**Page extract**
_ _ _
LIV Golf hit by the resignation of chief operating officer Atul Khosla after just a year in the role

LIV Golf hit by the resignation of chief operating officer Atul Khosla after just a year in the role, amid reports the Saudi-backed rebel tour could be losing $355MILLION by 2028

LIV Golf COO Atul Khosla has stepped down from his post after just a year in the job at the breakaway golf league.

Khosla was expected to lead LIV – which features 12 four-man teams and shotgun starts – into the future, but players and agents were told earlier this week Khosla intended to step down.

LIV commissioner Greg Norman confirmed the news Friday in a statement to the New York Times.

LIV Golf hit by the resignation of chief operating officer Atul Khosla after just a year in the role

Atul Khosla has resigned from his role as LIV CEO after just a year on the job

‘At the conclusion of LIV´s successful inaugural season, Atul Khosla decided to move on,’ Norman said. 

‘We respect A.K. and his personal decision.’ 

Funded by the Saudi Arabia sovereign wealth fund, LIV launched last year as a higher-paying PGA Tour alternative.

Top names like Phil Mickelson, Dustin Johnson, Brooks Koepka and British Open champion Cameron Smith all signed on for more than $100 million.

The league also features rule changes, notably the shotgun start, which sees golfers start at the same time on different tees and is meant to create a more exciting atmosphere.

Phil Mickelson received an eye-watering signing fee to join breakaway league LIV

Phil Mickelson received an eye-watering signing fee to join breakaway league LIV

However, recent reporting suggests LIV is falling short of the lofty goals it’s set for itself.

A New York Times report last week, involving the review of hundreds of pages of confidential documents, included an outside consulting firm’s outlook on the path to financial success for a rival league.
_ _ _
**Extracted records**
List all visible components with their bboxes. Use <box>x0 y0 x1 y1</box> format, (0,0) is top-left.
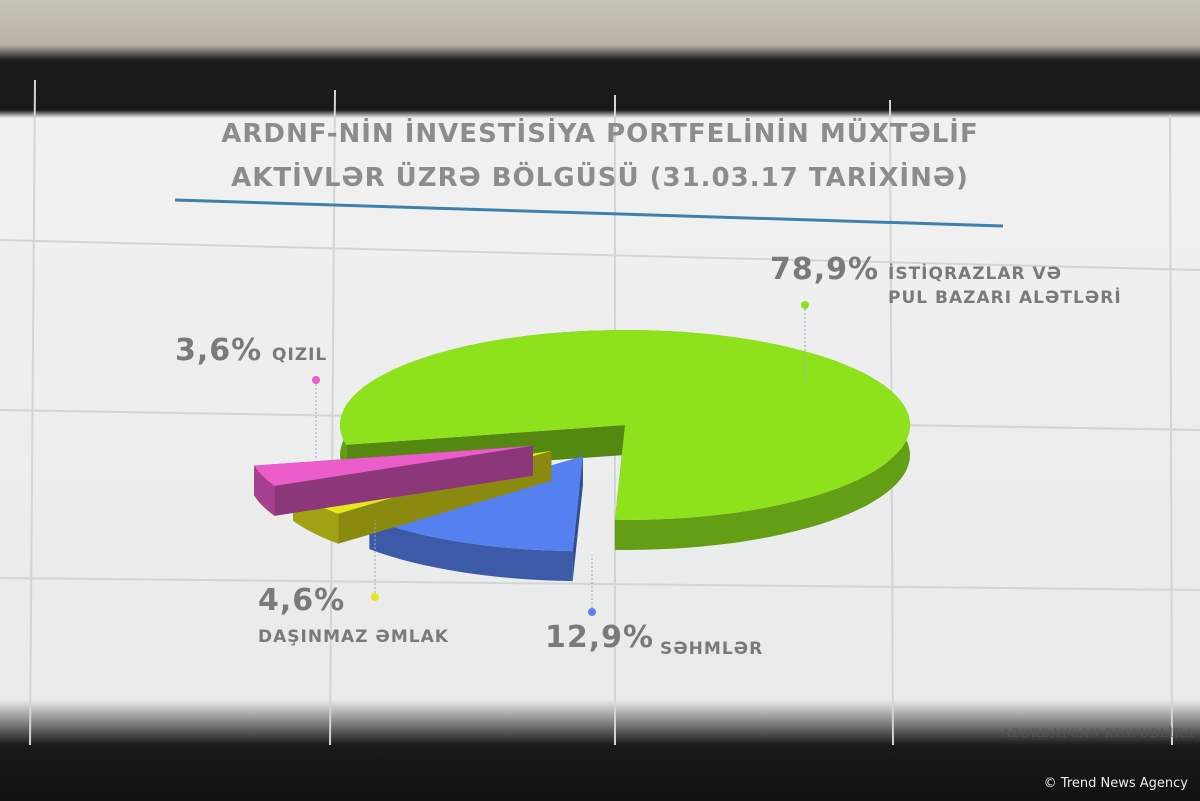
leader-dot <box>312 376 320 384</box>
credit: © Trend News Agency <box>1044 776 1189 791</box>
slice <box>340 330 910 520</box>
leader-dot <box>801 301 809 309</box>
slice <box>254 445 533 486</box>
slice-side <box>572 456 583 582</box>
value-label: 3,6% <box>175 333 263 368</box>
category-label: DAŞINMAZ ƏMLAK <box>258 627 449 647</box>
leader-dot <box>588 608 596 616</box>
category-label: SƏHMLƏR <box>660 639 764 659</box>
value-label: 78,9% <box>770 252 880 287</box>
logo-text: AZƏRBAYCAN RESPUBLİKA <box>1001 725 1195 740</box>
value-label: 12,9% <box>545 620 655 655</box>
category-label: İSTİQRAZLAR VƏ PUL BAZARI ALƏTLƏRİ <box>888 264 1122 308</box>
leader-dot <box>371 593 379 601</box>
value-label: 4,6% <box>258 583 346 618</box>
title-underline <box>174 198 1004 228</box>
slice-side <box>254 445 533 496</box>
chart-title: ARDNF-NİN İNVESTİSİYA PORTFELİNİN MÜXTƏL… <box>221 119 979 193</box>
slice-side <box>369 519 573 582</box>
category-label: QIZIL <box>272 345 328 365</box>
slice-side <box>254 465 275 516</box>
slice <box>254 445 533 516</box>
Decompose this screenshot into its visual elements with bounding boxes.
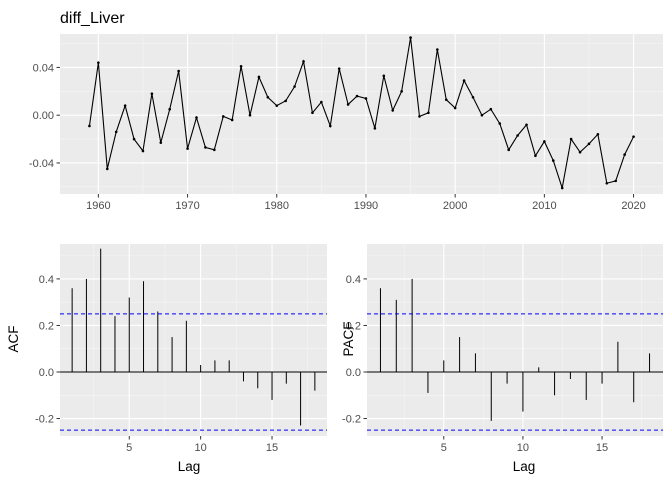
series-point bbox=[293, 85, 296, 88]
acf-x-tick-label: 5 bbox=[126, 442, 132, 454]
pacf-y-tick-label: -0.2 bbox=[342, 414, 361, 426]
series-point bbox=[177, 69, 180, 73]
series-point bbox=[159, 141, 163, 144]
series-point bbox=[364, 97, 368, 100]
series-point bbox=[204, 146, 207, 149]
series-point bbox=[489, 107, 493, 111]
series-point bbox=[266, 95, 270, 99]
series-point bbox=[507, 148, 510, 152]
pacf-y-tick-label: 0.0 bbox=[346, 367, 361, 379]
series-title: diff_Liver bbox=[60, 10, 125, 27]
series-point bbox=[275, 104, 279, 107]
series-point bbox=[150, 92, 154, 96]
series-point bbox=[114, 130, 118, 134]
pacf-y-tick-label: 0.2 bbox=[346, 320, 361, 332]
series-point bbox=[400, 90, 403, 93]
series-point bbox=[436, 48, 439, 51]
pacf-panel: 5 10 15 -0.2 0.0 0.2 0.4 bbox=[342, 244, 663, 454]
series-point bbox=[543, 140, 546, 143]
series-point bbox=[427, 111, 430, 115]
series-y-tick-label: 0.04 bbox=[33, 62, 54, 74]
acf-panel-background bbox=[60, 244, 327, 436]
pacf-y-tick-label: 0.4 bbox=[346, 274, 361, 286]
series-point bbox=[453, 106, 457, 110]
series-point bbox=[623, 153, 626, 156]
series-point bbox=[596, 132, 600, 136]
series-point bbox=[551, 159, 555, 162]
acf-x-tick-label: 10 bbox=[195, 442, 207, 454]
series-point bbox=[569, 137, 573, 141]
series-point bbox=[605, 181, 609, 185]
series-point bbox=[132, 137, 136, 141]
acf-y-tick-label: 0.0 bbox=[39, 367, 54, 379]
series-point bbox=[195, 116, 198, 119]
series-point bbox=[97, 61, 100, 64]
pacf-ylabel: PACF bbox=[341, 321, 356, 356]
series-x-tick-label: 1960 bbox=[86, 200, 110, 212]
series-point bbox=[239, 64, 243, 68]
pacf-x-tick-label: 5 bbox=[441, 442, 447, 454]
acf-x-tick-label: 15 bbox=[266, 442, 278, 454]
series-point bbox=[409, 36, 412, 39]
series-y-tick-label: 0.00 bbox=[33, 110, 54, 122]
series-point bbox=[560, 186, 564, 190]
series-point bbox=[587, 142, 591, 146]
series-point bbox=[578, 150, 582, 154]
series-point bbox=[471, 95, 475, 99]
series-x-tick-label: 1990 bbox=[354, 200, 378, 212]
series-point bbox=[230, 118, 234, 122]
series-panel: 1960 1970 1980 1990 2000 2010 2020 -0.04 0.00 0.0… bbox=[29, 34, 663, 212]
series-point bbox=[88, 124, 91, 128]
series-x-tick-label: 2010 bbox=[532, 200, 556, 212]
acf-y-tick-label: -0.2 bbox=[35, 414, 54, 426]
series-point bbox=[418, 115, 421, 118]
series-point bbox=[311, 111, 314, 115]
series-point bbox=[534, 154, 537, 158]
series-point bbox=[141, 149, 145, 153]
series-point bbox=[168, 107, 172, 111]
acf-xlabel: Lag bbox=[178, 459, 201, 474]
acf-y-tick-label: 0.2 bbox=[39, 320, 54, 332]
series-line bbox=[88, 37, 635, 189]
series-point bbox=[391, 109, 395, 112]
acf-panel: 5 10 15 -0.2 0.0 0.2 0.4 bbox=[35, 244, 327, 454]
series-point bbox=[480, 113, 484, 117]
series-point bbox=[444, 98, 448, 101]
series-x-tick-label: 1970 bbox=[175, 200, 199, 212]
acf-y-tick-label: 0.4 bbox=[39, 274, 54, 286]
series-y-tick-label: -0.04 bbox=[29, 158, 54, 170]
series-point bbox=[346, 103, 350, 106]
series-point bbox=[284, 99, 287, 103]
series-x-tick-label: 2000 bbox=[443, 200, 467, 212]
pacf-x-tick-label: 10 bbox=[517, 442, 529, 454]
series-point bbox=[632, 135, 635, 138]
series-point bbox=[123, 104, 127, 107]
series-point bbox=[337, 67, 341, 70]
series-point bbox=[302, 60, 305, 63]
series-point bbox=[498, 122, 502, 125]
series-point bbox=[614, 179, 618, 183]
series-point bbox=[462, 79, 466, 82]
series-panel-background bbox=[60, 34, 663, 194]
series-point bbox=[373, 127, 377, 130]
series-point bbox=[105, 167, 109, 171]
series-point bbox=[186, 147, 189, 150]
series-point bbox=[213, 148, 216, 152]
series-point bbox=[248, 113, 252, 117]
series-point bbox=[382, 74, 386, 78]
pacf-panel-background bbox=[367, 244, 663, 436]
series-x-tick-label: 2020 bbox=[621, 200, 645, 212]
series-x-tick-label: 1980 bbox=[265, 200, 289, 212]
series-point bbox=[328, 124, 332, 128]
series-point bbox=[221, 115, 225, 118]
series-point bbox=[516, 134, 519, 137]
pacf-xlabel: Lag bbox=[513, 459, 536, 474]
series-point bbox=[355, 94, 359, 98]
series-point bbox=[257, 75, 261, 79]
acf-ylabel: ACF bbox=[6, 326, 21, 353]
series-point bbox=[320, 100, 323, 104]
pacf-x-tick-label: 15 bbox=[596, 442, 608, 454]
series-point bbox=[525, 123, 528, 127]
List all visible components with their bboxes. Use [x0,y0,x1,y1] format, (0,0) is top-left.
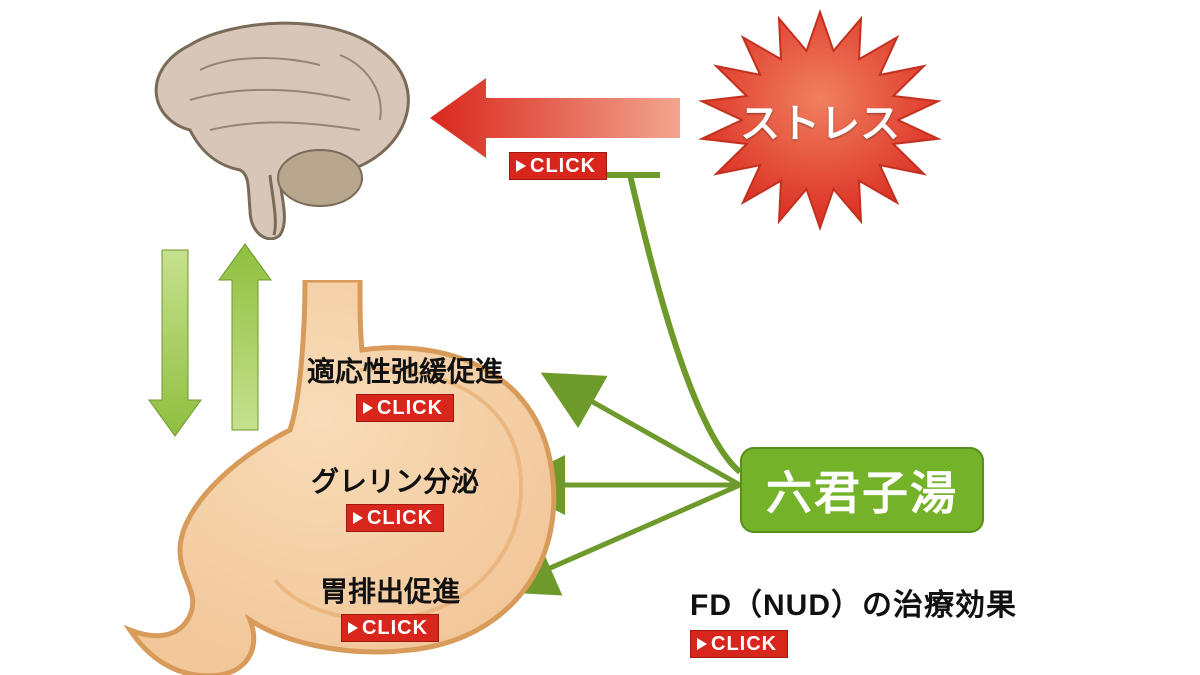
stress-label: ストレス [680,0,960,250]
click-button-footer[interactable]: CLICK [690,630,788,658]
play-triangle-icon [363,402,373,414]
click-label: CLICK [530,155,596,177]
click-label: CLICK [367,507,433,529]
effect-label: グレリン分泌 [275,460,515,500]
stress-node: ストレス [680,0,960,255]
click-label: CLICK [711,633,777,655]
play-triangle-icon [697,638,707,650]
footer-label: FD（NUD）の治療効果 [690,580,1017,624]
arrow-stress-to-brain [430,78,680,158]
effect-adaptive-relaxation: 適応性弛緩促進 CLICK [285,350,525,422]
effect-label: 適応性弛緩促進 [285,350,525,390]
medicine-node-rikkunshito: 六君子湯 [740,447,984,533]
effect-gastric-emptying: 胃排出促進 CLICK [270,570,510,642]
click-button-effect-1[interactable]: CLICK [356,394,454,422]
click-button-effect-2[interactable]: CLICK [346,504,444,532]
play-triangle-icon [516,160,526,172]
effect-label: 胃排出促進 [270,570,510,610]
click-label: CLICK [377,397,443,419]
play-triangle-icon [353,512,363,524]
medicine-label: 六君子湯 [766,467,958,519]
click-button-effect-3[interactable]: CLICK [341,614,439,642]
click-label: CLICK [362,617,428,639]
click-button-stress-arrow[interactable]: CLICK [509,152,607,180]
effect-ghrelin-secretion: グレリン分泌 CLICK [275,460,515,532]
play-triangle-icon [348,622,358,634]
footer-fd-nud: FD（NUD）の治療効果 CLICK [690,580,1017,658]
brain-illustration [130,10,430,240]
_ _ _
**Brief**
Quote the LIV Golf article from "Khosla was expected" to "New York Times.".

**Written response**
Khosla was expected to lead LIV – which features 12 four-man teams and shotgun starts – into the future, but players and agents were told earlier this week Khosla intended to step down.

LIV commissioner Greg Norman confirmed the news Friday in a statement to the New York Times.